__STATED GOAL__. Retype all the entries word for word, but omit the pictures.

[Items from a figure collection]
[START]
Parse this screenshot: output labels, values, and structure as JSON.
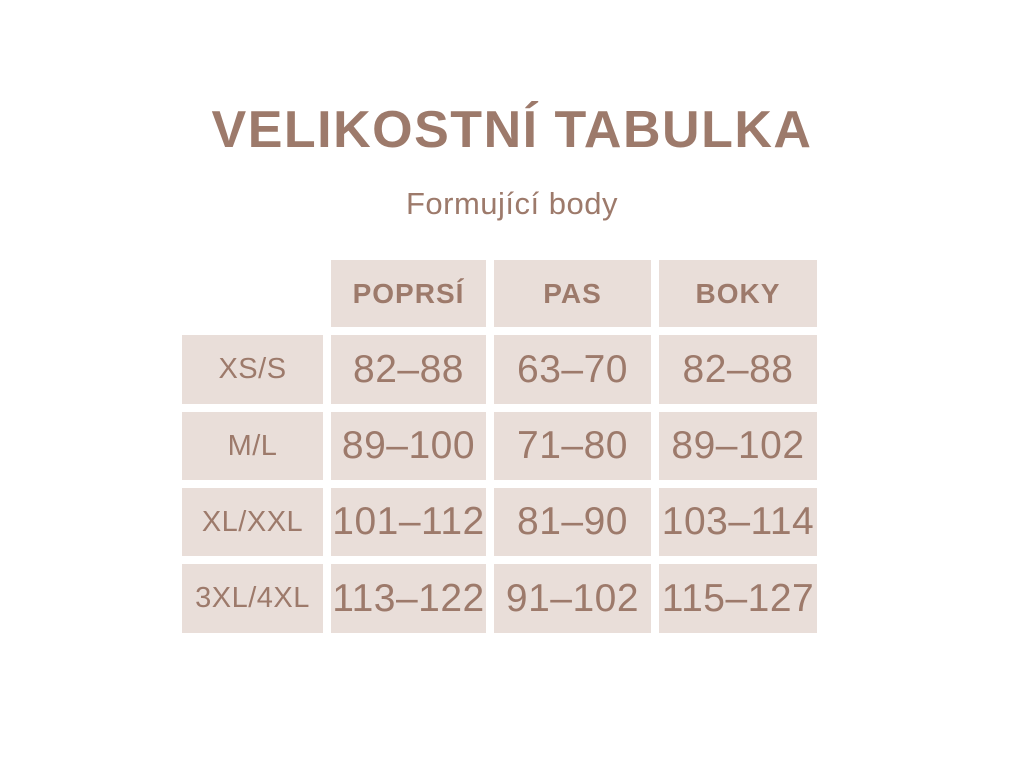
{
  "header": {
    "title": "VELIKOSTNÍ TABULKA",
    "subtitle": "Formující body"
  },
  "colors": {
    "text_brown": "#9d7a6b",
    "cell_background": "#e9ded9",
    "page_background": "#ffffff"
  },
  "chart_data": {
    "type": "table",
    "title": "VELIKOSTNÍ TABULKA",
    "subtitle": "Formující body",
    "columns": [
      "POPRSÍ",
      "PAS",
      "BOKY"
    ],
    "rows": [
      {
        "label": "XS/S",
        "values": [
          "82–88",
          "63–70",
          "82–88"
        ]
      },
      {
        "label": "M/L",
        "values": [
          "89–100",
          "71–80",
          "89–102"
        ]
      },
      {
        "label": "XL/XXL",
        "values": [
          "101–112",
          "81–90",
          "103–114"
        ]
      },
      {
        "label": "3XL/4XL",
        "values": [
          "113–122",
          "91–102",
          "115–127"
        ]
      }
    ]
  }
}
[END]
__THE RESPONSE__.
Parse this screenshot: output labels, values, and structure as JSON.
{
  "header": {
    "title": "VELIKOSTNÍ TABULKA",
    "subtitle": "Formující body"
  },
  "colors": {
    "text_brown": "#9d7a6b",
    "cell_background": "#e9ded9",
    "page_background": "#ffffff"
  },
  "chart_data": {
    "type": "table",
    "title": "VELIKOSTNÍ TABULKA",
    "subtitle": "Formující body",
    "columns": [
      "POPRSÍ",
      "PAS",
      "BOKY"
    ],
    "rows": [
      {
        "label": "XS/S",
        "values": [
          "82–88",
          "63–70",
          "82–88"
        ]
      },
      {
        "label": "M/L",
        "values": [
          "89–100",
          "71–80",
          "89–102"
        ]
      },
      {
        "label": "XL/XXL",
        "values": [
          "101–112",
          "81–90",
          "103–114"
        ]
      },
      {
        "label": "3XL/4XL",
        "values": [
          "113–122",
          "91–102",
          "115–127"
        ]
      }
    ]
  }
}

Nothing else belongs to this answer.